Written problem - Extract every line that includes the string "subtitle".

Data section -
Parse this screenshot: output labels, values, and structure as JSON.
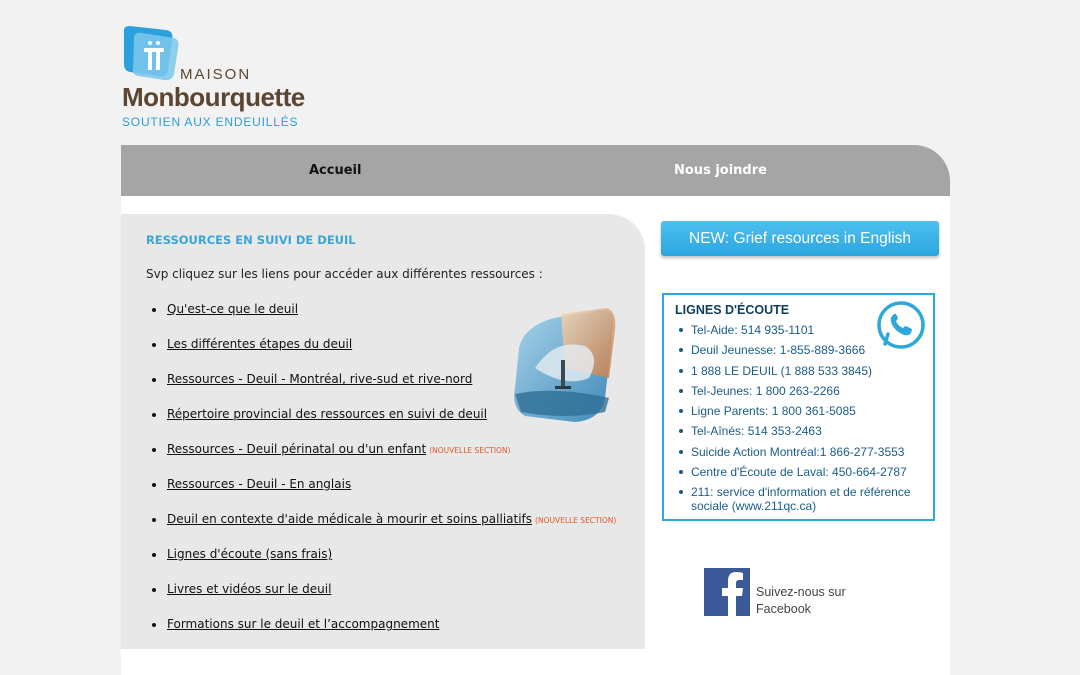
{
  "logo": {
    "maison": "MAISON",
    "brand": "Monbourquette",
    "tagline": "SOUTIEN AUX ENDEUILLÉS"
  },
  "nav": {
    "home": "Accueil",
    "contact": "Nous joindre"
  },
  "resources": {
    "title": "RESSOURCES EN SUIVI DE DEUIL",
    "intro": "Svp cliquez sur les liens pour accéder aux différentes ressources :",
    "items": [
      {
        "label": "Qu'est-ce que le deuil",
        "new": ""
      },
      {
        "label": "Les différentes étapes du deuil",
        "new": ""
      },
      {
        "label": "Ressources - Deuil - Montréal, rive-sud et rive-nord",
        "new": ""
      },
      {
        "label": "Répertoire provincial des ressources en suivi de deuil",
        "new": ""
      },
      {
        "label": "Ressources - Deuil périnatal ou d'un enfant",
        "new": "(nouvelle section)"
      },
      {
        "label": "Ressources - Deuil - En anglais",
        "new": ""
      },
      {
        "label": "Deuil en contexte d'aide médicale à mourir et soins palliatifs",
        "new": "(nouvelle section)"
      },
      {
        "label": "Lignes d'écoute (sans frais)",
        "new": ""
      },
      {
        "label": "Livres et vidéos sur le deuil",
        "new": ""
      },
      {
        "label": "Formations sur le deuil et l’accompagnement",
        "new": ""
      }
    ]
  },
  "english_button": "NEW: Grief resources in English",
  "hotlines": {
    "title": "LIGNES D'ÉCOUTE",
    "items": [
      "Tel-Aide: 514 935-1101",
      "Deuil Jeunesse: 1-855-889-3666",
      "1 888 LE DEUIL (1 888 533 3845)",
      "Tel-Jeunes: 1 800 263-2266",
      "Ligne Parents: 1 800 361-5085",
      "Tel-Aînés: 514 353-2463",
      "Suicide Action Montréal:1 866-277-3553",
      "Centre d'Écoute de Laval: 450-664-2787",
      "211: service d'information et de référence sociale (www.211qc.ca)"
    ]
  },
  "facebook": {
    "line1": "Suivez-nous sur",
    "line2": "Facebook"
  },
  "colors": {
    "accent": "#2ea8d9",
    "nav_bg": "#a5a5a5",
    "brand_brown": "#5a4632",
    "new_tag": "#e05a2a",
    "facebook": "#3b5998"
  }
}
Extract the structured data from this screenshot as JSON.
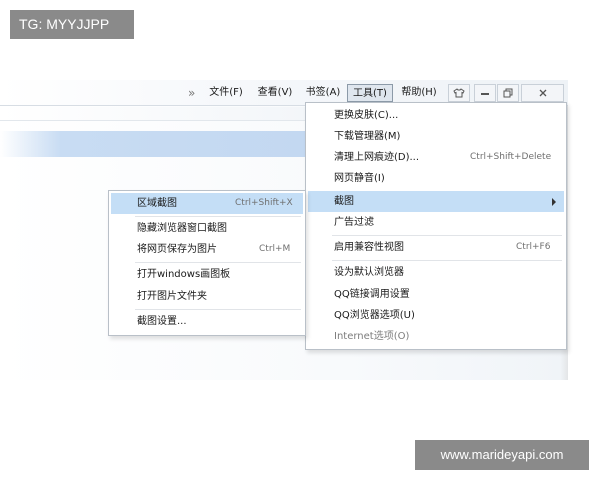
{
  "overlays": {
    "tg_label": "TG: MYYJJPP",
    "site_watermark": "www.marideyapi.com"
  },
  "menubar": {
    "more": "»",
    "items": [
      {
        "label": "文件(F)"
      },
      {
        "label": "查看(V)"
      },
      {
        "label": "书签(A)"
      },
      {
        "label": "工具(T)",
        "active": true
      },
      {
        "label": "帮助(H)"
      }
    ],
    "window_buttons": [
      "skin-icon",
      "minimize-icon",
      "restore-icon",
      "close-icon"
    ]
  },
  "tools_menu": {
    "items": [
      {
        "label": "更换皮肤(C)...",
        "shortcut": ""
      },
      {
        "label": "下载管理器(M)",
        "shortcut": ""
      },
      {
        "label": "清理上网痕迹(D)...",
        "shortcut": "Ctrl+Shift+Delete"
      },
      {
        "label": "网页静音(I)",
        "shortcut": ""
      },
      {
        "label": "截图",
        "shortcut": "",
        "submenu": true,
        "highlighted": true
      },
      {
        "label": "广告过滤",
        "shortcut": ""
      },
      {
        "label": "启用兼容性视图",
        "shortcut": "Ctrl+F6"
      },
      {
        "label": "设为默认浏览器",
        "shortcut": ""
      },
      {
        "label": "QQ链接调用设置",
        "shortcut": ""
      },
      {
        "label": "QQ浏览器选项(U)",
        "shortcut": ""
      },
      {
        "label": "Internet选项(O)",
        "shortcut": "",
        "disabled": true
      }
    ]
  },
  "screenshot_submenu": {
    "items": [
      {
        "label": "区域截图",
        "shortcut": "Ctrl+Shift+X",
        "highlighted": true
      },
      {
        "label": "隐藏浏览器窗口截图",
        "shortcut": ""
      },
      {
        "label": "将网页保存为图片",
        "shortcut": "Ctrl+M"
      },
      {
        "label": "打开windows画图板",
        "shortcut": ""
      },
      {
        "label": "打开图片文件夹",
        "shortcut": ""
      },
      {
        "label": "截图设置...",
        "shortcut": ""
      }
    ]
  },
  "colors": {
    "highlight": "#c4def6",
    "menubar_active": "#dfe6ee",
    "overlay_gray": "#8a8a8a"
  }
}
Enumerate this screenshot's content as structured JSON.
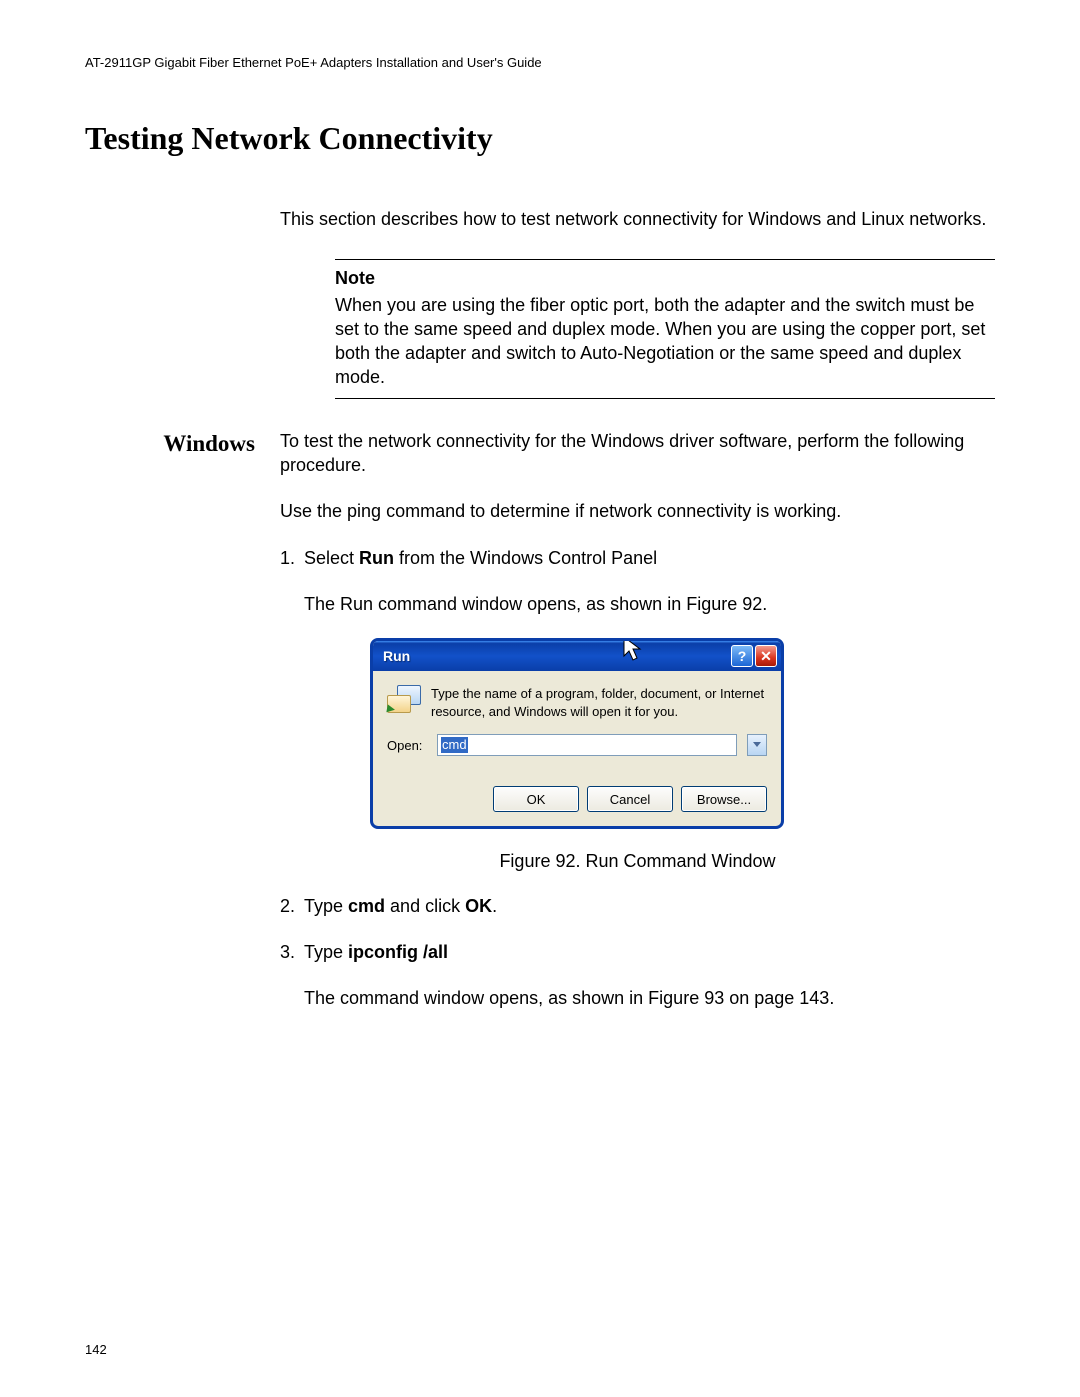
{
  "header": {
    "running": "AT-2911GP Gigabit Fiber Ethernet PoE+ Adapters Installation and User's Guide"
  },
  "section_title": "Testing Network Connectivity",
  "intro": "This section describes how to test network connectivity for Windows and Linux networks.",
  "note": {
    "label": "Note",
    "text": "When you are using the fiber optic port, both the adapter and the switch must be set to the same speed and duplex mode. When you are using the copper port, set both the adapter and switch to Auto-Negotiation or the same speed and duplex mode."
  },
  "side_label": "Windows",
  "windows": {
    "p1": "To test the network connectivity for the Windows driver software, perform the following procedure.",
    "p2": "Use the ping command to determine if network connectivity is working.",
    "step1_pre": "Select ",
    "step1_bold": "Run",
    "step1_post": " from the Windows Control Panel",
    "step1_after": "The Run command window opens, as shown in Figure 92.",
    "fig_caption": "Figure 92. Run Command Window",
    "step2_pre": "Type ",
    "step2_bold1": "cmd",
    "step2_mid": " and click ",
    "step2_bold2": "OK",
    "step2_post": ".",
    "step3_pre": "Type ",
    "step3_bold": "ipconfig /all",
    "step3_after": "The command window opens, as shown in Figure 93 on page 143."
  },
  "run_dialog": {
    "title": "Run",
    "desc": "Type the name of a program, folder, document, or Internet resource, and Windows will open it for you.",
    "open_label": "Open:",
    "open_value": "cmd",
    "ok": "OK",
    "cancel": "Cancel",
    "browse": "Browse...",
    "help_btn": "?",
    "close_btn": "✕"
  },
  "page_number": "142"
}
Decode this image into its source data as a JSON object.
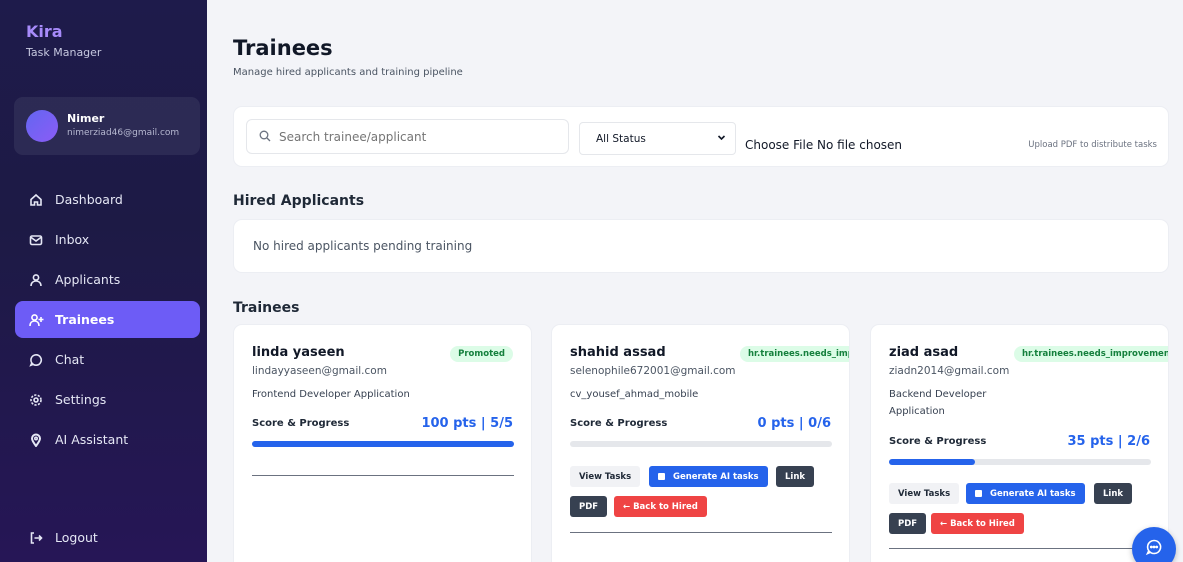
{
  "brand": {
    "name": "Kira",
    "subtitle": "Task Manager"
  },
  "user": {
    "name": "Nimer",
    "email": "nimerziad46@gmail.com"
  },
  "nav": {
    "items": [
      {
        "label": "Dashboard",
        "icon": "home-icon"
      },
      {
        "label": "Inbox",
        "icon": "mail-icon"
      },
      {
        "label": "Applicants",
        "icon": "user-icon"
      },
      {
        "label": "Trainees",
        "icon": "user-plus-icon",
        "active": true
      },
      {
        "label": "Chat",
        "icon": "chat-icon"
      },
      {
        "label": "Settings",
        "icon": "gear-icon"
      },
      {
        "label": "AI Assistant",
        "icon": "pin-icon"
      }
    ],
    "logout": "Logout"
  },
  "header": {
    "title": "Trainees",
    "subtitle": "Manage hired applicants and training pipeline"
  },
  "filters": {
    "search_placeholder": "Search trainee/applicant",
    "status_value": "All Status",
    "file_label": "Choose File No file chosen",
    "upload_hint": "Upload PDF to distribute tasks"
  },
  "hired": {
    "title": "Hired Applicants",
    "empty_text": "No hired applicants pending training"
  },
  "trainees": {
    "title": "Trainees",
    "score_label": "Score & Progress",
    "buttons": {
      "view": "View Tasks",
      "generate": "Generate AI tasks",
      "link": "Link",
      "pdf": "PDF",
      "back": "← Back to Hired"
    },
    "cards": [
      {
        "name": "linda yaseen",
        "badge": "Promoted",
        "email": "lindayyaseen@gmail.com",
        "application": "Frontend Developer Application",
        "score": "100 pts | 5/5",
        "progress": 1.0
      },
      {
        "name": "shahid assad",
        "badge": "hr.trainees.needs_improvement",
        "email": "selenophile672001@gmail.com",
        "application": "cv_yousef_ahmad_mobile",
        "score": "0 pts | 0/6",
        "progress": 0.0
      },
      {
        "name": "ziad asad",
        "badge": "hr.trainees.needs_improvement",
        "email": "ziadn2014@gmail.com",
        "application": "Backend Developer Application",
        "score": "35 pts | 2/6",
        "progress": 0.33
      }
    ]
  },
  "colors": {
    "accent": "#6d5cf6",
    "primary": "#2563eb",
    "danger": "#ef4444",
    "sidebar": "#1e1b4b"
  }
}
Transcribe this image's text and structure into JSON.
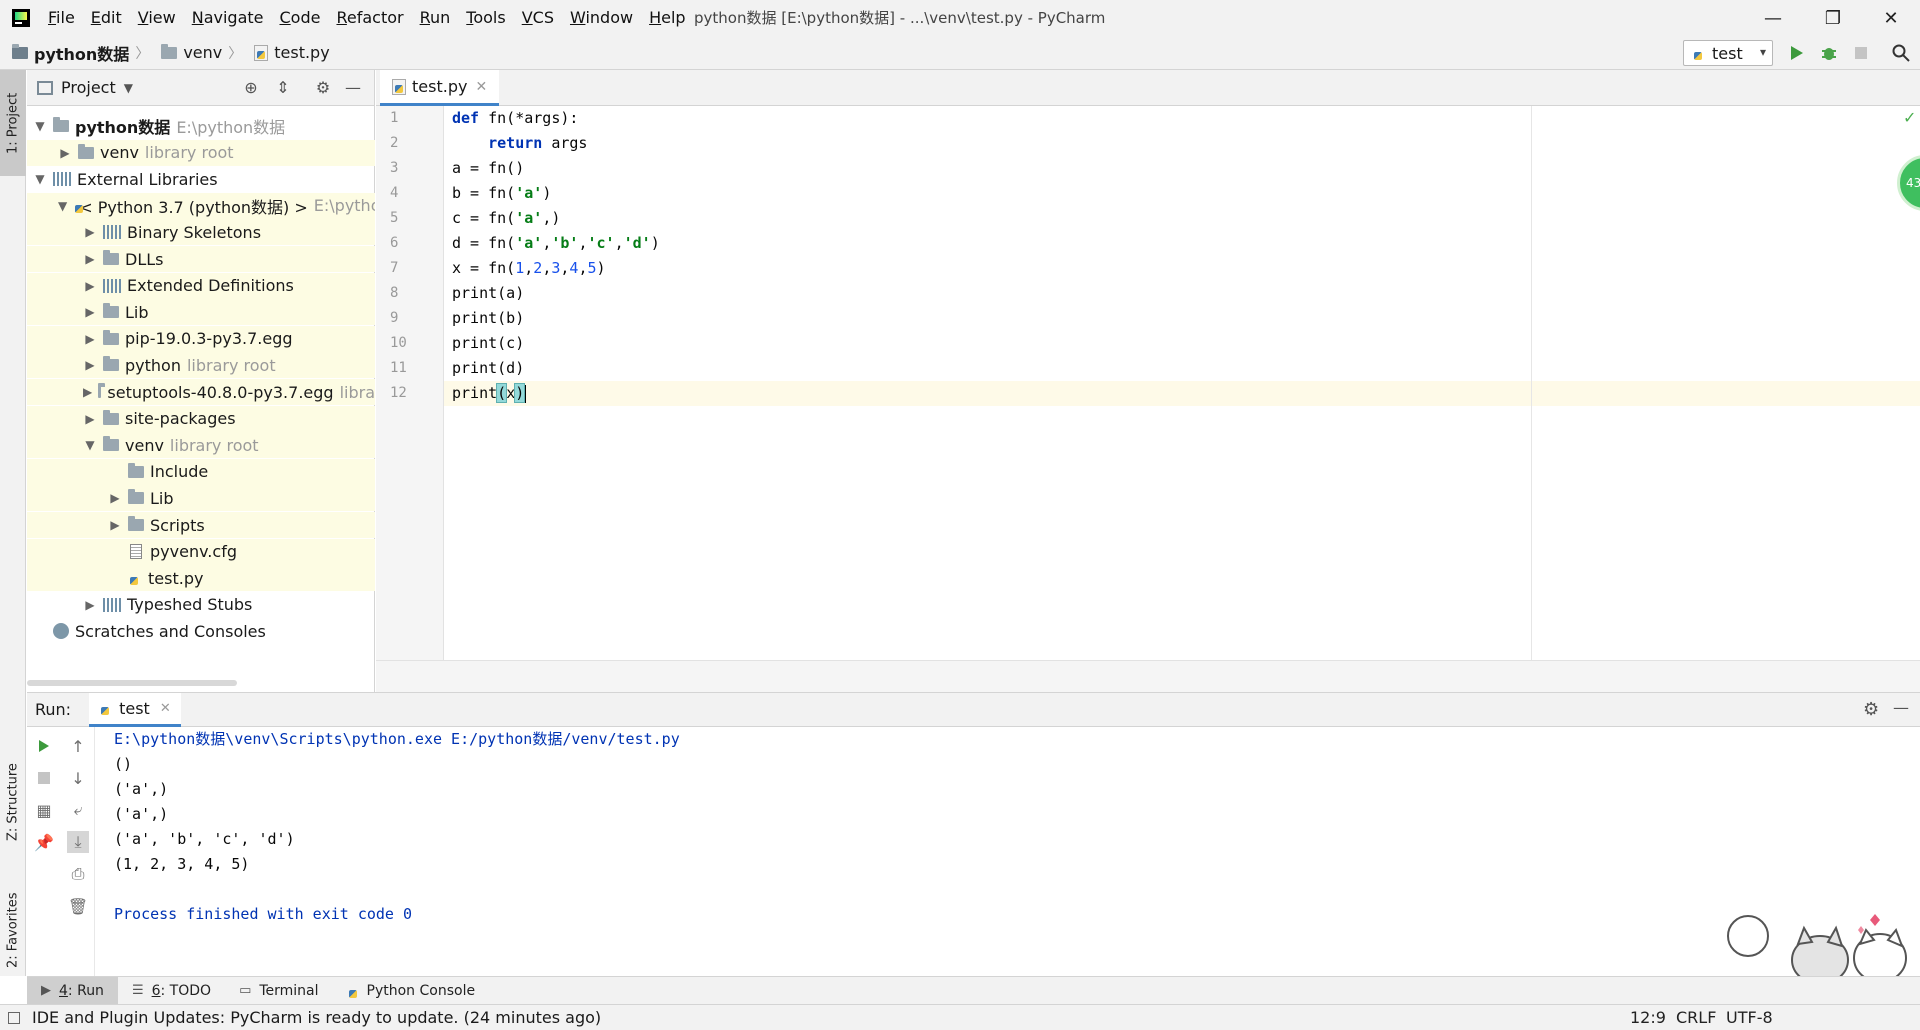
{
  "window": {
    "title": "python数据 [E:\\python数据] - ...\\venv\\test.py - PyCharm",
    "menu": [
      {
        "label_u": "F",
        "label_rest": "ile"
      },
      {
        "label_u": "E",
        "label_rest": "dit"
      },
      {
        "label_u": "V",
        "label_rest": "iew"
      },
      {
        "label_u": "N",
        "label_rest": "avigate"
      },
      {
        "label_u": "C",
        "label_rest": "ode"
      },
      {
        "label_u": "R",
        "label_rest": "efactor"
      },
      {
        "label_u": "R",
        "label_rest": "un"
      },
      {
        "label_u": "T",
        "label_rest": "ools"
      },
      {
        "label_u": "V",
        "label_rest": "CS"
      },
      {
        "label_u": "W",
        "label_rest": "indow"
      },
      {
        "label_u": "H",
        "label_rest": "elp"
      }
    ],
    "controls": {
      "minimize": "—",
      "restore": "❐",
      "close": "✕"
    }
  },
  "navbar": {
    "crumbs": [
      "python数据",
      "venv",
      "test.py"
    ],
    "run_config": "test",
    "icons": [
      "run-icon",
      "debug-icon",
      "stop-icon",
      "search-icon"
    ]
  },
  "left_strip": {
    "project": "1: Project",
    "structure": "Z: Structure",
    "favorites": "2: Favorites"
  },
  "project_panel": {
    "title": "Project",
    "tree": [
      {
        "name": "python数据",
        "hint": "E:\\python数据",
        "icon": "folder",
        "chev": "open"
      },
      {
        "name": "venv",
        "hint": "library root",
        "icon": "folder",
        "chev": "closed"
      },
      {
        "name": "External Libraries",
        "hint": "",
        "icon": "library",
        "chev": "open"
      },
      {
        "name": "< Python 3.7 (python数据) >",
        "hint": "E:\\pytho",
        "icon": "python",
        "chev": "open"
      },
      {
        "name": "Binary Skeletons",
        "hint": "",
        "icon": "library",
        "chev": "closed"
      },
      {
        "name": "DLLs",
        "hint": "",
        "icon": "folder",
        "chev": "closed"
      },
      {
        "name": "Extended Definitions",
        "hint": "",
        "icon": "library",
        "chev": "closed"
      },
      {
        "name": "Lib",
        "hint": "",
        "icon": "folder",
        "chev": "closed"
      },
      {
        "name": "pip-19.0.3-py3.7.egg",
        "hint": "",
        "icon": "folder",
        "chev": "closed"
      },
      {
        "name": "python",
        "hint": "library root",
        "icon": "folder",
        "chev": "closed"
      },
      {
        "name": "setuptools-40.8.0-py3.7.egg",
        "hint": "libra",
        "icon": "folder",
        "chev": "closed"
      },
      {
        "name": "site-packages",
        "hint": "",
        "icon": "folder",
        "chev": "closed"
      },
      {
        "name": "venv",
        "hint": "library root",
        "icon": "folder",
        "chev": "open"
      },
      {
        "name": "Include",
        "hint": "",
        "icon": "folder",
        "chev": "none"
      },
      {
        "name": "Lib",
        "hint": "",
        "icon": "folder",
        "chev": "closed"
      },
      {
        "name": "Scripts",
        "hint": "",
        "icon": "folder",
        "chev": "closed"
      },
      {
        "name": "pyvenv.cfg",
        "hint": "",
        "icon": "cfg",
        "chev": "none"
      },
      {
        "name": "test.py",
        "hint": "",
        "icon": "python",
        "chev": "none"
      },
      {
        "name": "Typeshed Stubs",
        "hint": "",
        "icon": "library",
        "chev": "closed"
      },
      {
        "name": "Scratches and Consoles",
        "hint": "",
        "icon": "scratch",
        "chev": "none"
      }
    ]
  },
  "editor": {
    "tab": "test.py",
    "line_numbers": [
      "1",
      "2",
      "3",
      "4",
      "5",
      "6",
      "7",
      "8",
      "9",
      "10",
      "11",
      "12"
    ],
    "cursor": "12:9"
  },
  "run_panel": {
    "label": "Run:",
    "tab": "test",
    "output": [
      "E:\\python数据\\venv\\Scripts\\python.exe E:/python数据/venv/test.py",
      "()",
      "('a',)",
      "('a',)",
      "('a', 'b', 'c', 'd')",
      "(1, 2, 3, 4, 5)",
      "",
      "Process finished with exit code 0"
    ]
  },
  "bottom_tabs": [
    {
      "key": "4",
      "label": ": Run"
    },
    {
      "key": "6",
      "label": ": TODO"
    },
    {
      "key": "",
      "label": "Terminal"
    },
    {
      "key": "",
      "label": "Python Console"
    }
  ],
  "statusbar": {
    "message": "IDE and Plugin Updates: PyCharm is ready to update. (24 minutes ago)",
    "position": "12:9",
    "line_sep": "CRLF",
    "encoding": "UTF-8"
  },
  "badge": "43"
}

Result for this task -
    "subtitle": "Task Manager"
    "subtitle": "Manage hired applicants and training pipeline"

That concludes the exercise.